* Begin *

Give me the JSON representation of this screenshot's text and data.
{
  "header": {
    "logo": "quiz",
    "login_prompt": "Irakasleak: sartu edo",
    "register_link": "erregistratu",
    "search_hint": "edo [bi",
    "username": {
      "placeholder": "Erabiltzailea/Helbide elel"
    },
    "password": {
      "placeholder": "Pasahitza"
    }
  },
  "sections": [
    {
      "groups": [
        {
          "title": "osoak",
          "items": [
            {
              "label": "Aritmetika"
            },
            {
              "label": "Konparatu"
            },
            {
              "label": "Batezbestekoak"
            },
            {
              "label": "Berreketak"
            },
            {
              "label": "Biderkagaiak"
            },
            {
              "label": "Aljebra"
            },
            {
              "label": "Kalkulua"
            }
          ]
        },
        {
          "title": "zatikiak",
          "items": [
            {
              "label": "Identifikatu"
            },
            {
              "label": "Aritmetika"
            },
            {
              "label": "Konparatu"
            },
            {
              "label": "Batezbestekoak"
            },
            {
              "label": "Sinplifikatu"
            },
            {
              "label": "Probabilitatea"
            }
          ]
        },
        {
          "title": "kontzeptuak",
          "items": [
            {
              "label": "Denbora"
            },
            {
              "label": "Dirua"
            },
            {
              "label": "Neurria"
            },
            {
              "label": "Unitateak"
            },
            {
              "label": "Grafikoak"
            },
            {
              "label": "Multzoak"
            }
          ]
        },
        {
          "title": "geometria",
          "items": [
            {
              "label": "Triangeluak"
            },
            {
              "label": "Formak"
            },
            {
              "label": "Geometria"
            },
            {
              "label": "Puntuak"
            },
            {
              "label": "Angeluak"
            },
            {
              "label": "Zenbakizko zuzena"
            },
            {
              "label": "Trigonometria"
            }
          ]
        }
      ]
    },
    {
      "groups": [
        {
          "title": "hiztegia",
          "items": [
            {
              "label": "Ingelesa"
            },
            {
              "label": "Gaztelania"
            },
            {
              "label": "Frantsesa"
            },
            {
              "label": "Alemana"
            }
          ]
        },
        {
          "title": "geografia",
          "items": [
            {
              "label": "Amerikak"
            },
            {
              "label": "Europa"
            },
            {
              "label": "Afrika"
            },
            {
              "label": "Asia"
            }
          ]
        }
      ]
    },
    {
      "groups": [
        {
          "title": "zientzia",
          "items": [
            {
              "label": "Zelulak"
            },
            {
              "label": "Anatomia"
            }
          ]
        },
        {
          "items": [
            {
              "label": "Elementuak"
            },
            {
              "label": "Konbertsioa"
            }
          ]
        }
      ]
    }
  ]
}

* End *

- [Set exercise] Check the data for the word "placeholder" and pull out the lines that have it.

- [Worked answer]
      "placeholder": "Erabiltzailea/Helbide elel"
      "placeholder": "Pasahitza"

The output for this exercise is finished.